*Goal*
Find each line with the word "Mapbox" and copy it.

--- Begin ---

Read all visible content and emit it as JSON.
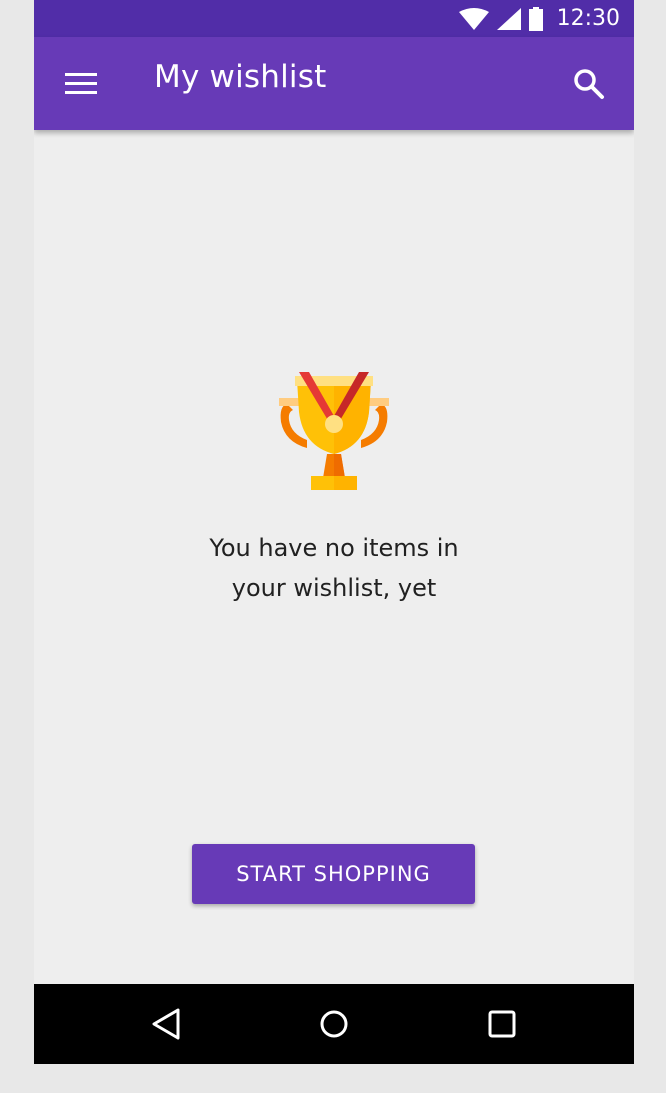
{
  "status_bar": {
    "time": "12:30",
    "icons": [
      "wifi-icon",
      "signal-icon",
      "battery-icon"
    ]
  },
  "app_bar": {
    "title": "My wishlist",
    "menu_icon": "menu-icon",
    "search_icon": "search-icon"
  },
  "empty_state": {
    "illustration": "trophy-icon",
    "line1": "You have no items in",
    "line2": "your wishlist, yet"
  },
  "actions": {
    "start_shopping_label": "START SHOPPING"
  },
  "nav_bar": {
    "icons": [
      "back-icon",
      "home-icon",
      "recents-icon"
    ]
  },
  "colors": {
    "status_bar": "#512da8",
    "primary": "#673ab7",
    "background": "#eeeeee",
    "nav_bar": "#000000",
    "text": "#212121"
  }
}
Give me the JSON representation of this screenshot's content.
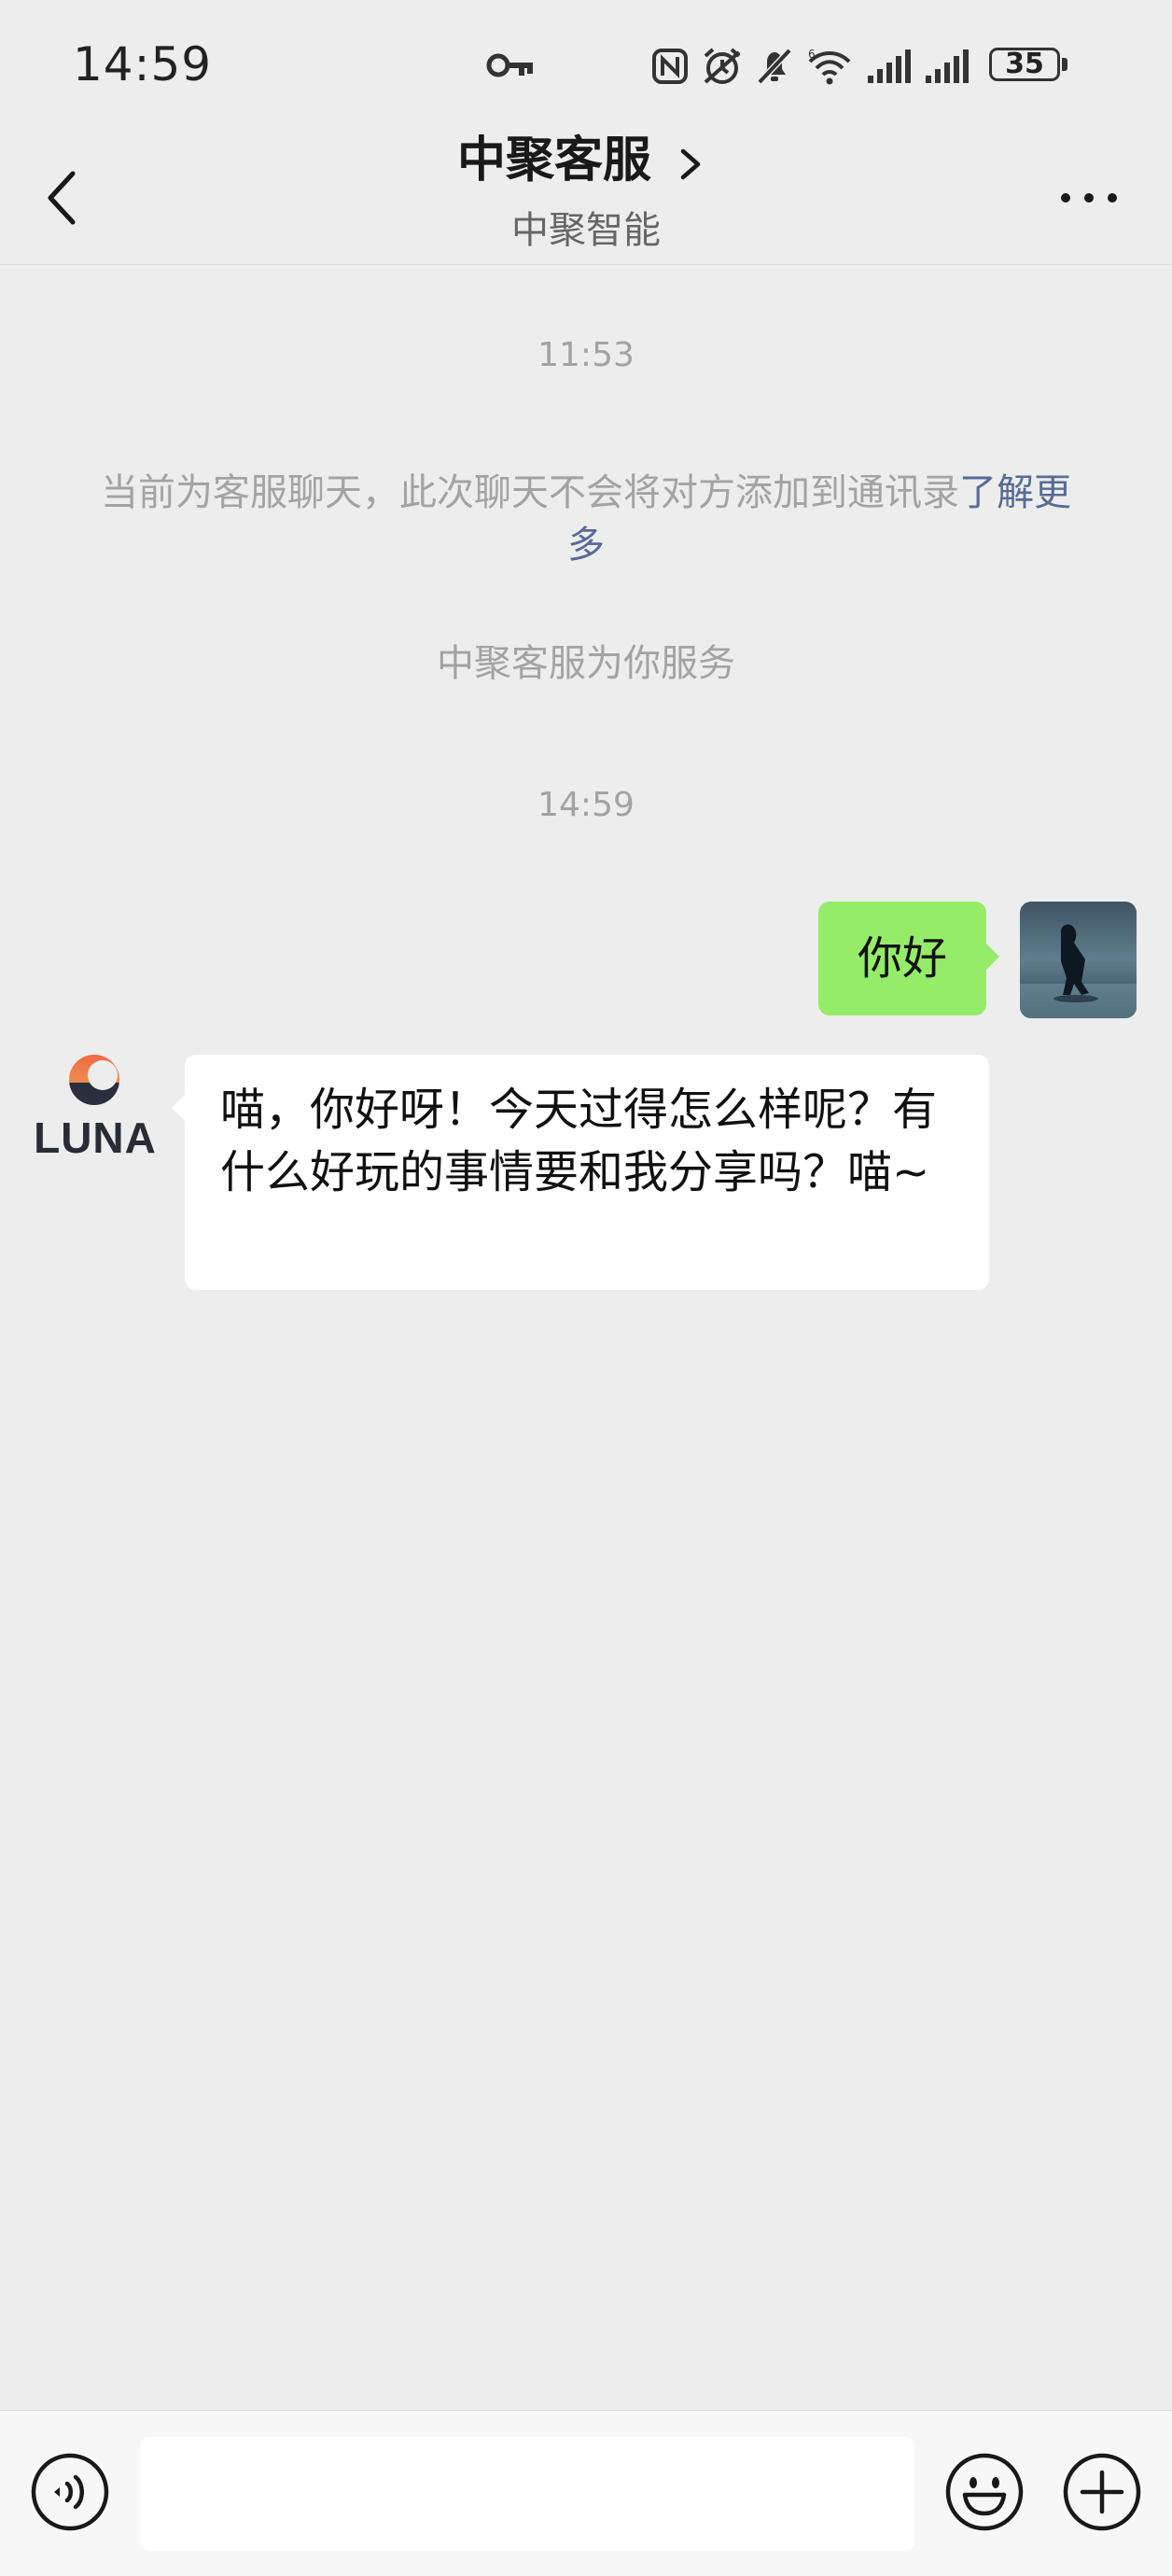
{
  "status_bar": {
    "time": "14:59",
    "battery_level": "35",
    "icons": [
      "key-icon",
      "nfc-icon",
      "alarm-icon",
      "mute-bell-icon",
      "wifi-icon",
      "signal-icon",
      "signal-icon",
      "battery-icon"
    ]
  },
  "header": {
    "title": "中聚客服",
    "subtitle": "中聚智能",
    "icons": [
      "back-arrow-icon",
      "chevron-right-icon",
      "more-dots-icon"
    ]
  },
  "chat": {
    "timestamp_1": "11:53",
    "notice_text": "当前为客服聊天，此次聊天不会将对方添加到通讯录",
    "notice_link": "了解更多",
    "service_text": "中聚客服为你服务",
    "timestamp_2": "14:59",
    "user_message": "你好",
    "bot_name": "LUNA",
    "bot_message": "喵，你好呀！今天过得怎么样呢？有什么好玩的事情要和我分享吗？喵~"
  },
  "input_bar": {
    "input_value": "",
    "icons": [
      "voice-icon",
      "emoji-icon",
      "plus-icon"
    ]
  },
  "colors": {
    "background": "#ededed",
    "user_bubble": "#95ec69",
    "bot_bubble": "#ffffff",
    "link": "#576b95",
    "system_text": "#a3a3a3"
  }
}
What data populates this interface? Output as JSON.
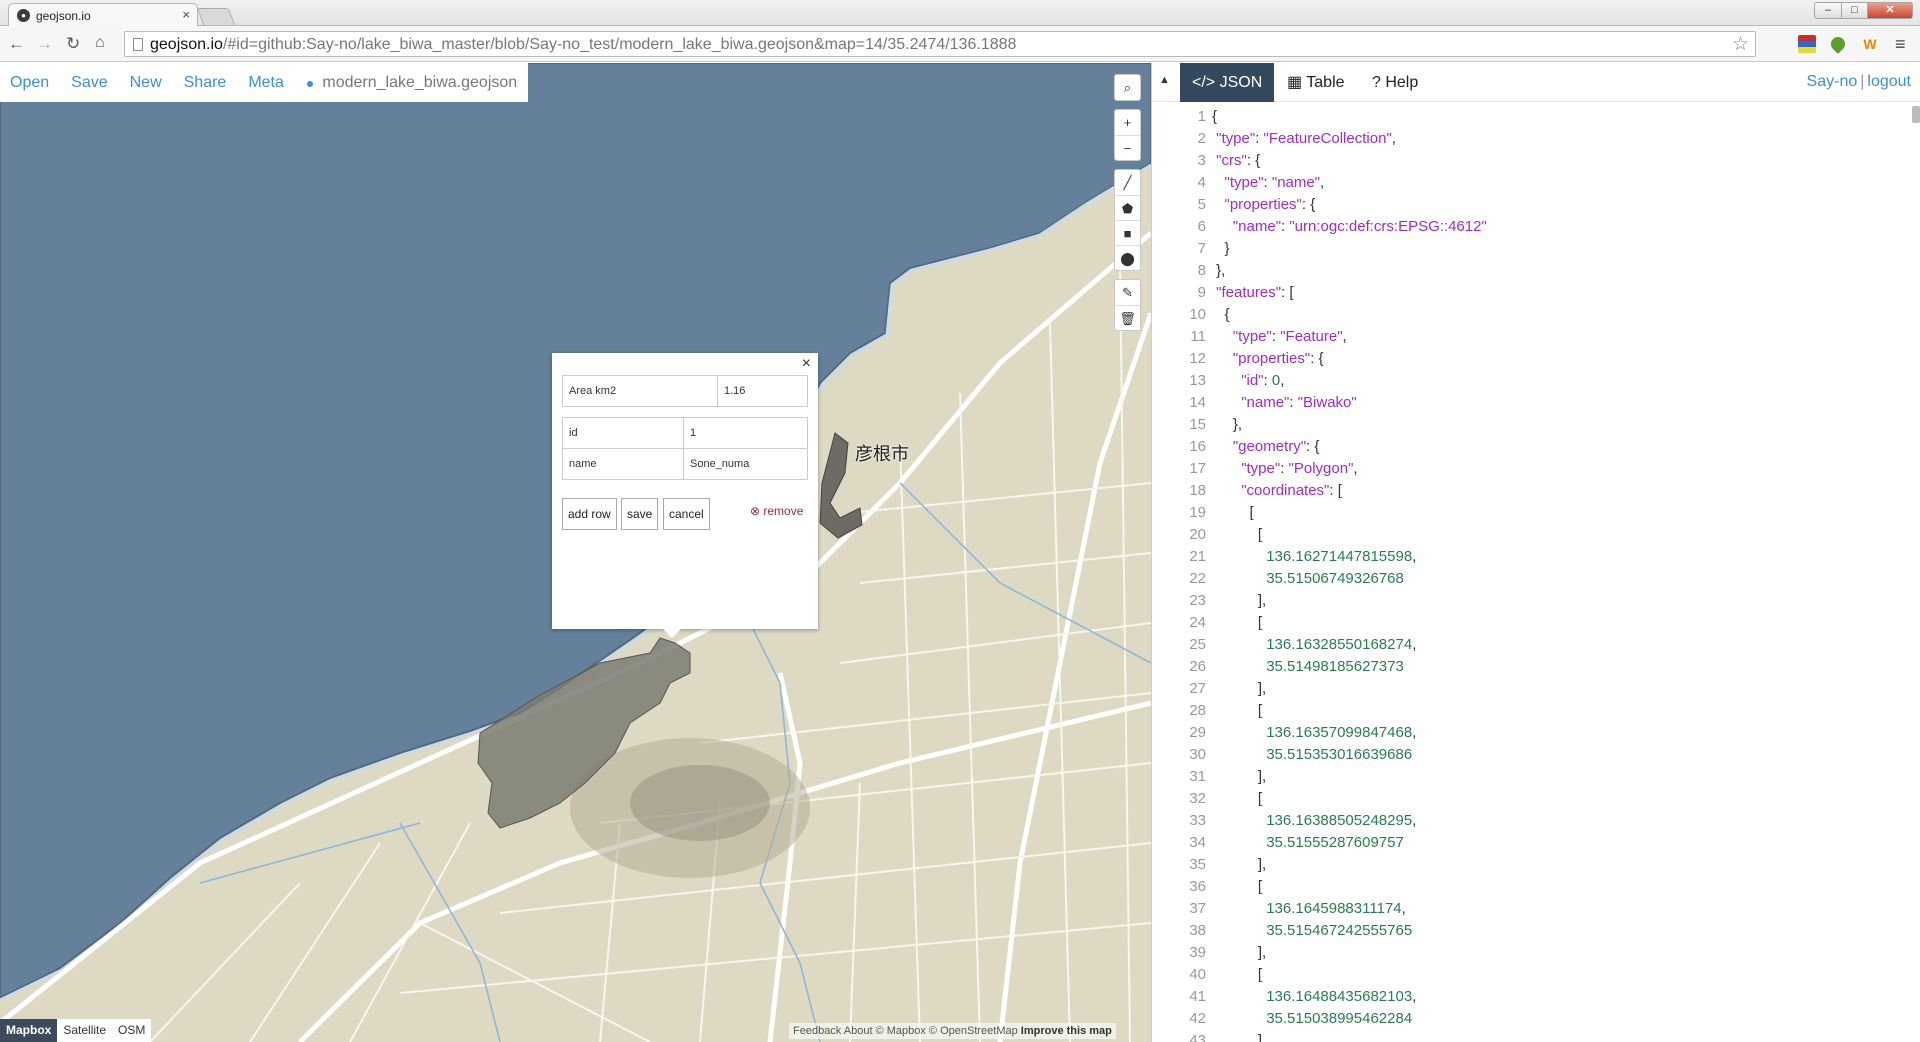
{
  "browser": {
    "tab_title": "geojson.io",
    "tab_close": "×",
    "url_host": "geojson.io",
    "url_rest": "/#id=github:Say-no/lake_biwa_master/blob/Say-no_test/modern_lake_biwa.geojson&map=14/35.2474/136.1888",
    "window_controls": {
      "minimize": "–",
      "maximize": "□",
      "close": "✕"
    },
    "extension_w": "W"
  },
  "topbar": {
    "open": "Open",
    "save": "Save",
    "new": "New",
    "share": "Share",
    "meta": "Meta",
    "filename": "modern_lake_biwa.geojson"
  },
  "map": {
    "city_label": "彦根市",
    "layers": [
      "Mapbox",
      "Satellite",
      "OSM"
    ],
    "active_layer": "Mapbox",
    "attribution": "Feedback  About  © Mapbox © OpenStreetMap",
    "improve": "Improve this map",
    "colors": {
      "water": "#64809a",
      "land": "#ddd9c3",
      "polygon": "#7d7b72"
    }
  },
  "popup": {
    "close": "×",
    "row_area_label": "Area km2",
    "row_area_value": "1.16",
    "row_id_label": "id",
    "row_id_value": "1",
    "row_name_label": "name",
    "row_name_value": "Sone_numa",
    "add_row": "add row",
    "save": "save",
    "cancel": "cancel",
    "remove": "remove"
  },
  "pane": {
    "tabs": {
      "json": "JSON",
      "table": "Table",
      "help": "Help"
    },
    "active_tab": "JSON",
    "user": "Say-no",
    "separator": "|",
    "logout": "logout"
  },
  "editor_lines": [
    [
      {
        "t": "p",
        "v": "{"
      }
    ],
    [
      {
        "t": "p",
        "v": " "
      },
      {
        "t": "k",
        "v": "\"type\""
      },
      {
        "t": "p",
        "v": ": "
      },
      {
        "t": "s",
        "v": "\"FeatureCollection\""
      },
      {
        "t": "p",
        "v": ","
      }
    ],
    [
      {
        "t": "p",
        "v": " "
      },
      {
        "t": "k",
        "v": "\"crs\""
      },
      {
        "t": "p",
        "v": ": {"
      }
    ],
    [
      {
        "t": "p",
        "v": "   "
      },
      {
        "t": "k",
        "v": "\"type\""
      },
      {
        "t": "p",
        "v": ": "
      },
      {
        "t": "s",
        "v": "\"name\""
      },
      {
        "t": "p",
        "v": ","
      }
    ],
    [
      {
        "t": "p",
        "v": "   "
      },
      {
        "t": "k",
        "v": "\"properties\""
      },
      {
        "t": "p",
        "v": ": {"
      }
    ],
    [
      {
        "t": "p",
        "v": "     "
      },
      {
        "t": "k",
        "v": "\"name\""
      },
      {
        "t": "p",
        "v": ": "
      },
      {
        "t": "s",
        "v": "\"urn:ogc:def:crs:EPSG::4612\""
      }
    ],
    [
      {
        "t": "p",
        "v": "   }"
      }
    ],
    [
      {
        "t": "p",
        "v": " },"
      }
    ],
    [
      {
        "t": "p",
        "v": " "
      },
      {
        "t": "k",
        "v": "\"features\""
      },
      {
        "t": "p",
        "v": ": ["
      }
    ],
    [
      {
        "t": "p",
        "v": "   {"
      }
    ],
    [
      {
        "t": "p",
        "v": "     "
      },
      {
        "t": "k",
        "v": "\"type\""
      },
      {
        "t": "p",
        "v": ": "
      },
      {
        "t": "s",
        "v": "\"Feature\""
      },
      {
        "t": "p",
        "v": ","
      }
    ],
    [
      {
        "t": "p",
        "v": "     "
      },
      {
        "t": "k",
        "v": "\"properties\""
      },
      {
        "t": "p",
        "v": ": {"
      }
    ],
    [
      {
        "t": "p",
        "v": "       "
      },
      {
        "t": "k",
        "v": "\"id\""
      },
      {
        "t": "p",
        "v": ": "
      },
      {
        "t": "n",
        "v": "0"
      },
      {
        "t": "p",
        "v": ","
      }
    ],
    [
      {
        "t": "p",
        "v": "       "
      },
      {
        "t": "k",
        "v": "\"name\""
      },
      {
        "t": "p",
        "v": ": "
      },
      {
        "t": "s",
        "v": "\"Biwako\""
      }
    ],
    [
      {
        "t": "p",
        "v": "     },"
      }
    ],
    [
      {
        "t": "p",
        "v": "     "
      },
      {
        "t": "k",
        "v": "\"geometry\""
      },
      {
        "t": "p",
        "v": ": {"
      }
    ],
    [
      {
        "t": "p",
        "v": "       "
      },
      {
        "t": "k",
        "v": "\"type\""
      },
      {
        "t": "p",
        "v": ": "
      },
      {
        "t": "s",
        "v": "\"Polygon\""
      },
      {
        "t": "p",
        "v": ","
      }
    ],
    [
      {
        "t": "p",
        "v": "       "
      },
      {
        "t": "k",
        "v": "\"coordinates\""
      },
      {
        "t": "p",
        "v": ": ["
      }
    ],
    [
      {
        "t": "p",
        "v": "         ["
      }
    ],
    [
      {
        "t": "p",
        "v": "           ["
      }
    ],
    [
      {
        "t": "p",
        "v": "             "
      },
      {
        "t": "n",
        "v": "136.16271447815598"
      },
      {
        "t": "p",
        "v": ","
      }
    ],
    [
      {
        "t": "p",
        "v": "             "
      },
      {
        "t": "n",
        "v": "35.51506749326768"
      }
    ],
    [
      {
        "t": "p",
        "v": "           ],"
      }
    ],
    [
      {
        "t": "p",
        "v": "           ["
      }
    ],
    [
      {
        "t": "p",
        "v": "             "
      },
      {
        "t": "n",
        "v": "136.16328550168274"
      },
      {
        "t": "p",
        "v": ","
      }
    ],
    [
      {
        "t": "p",
        "v": "             "
      },
      {
        "t": "n",
        "v": "35.51498185627373"
      }
    ],
    [
      {
        "t": "p",
        "v": "           ],"
      }
    ],
    [
      {
        "t": "p",
        "v": "           ["
      }
    ],
    [
      {
        "t": "p",
        "v": "             "
      },
      {
        "t": "n",
        "v": "136.16357099847468"
      },
      {
        "t": "p",
        "v": ","
      }
    ],
    [
      {
        "t": "p",
        "v": "             "
      },
      {
        "t": "n",
        "v": "35.515353016639686"
      }
    ],
    [
      {
        "t": "p",
        "v": "           ],"
      }
    ],
    [
      {
        "t": "p",
        "v": "           ["
      }
    ],
    [
      {
        "t": "p",
        "v": "             "
      },
      {
        "t": "n",
        "v": "136.16388505248295"
      },
      {
        "t": "p",
        "v": ","
      }
    ],
    [
      {
        "t": "p",
        "v": "             "
      },
      {
        "t": "n",
        "v": "35.51555287609757"
      }
    ],
    [
      {
        "t": "p",
        "v": "           ],"
      }
    ],
    [
      {
        "t": "p",
        "v": "           ["
      }
    ],
    [
      {
        "t": "p",
        "v": "             "
      },
      {
        "t": "n",
        "v": "136.1645988311174"
      },
      {
        "t": "p",
        "v": ","
      }
    ],
    [
      {
        "t": "p",
        "v": "             "
      },
      {
        "t": "n",
        "v": "35.515467242555765"
      }
    ],
    [
      {
        "t": "p",
        "v": "           ],"
      }
    ],
    [
      {
        "t": "p",
        "v": "           ["
      }
    ],
    [
      {
        "t": "p",
        "v": "             "
      },
      {
        "t": "n",
        "v": "136.16488435682103"
      },
      {
        "t": "p",
        "v": ","
      }
    ],
    [
      {
        "t": "p",
        "v": "             "
      },
      {
        "t": "n",
        "v": "35.515038995462284"
      }
    ],
    [
      {
        "t": "p",
        "v": "           ]"
      }
    ]
  ]
}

--- End ---

*Output for this exercise*
      "Mapbox",
    "active_layer": "Mapbox",
    "attribution": "Feedback  About  © Mapbox © OpenStreetMap",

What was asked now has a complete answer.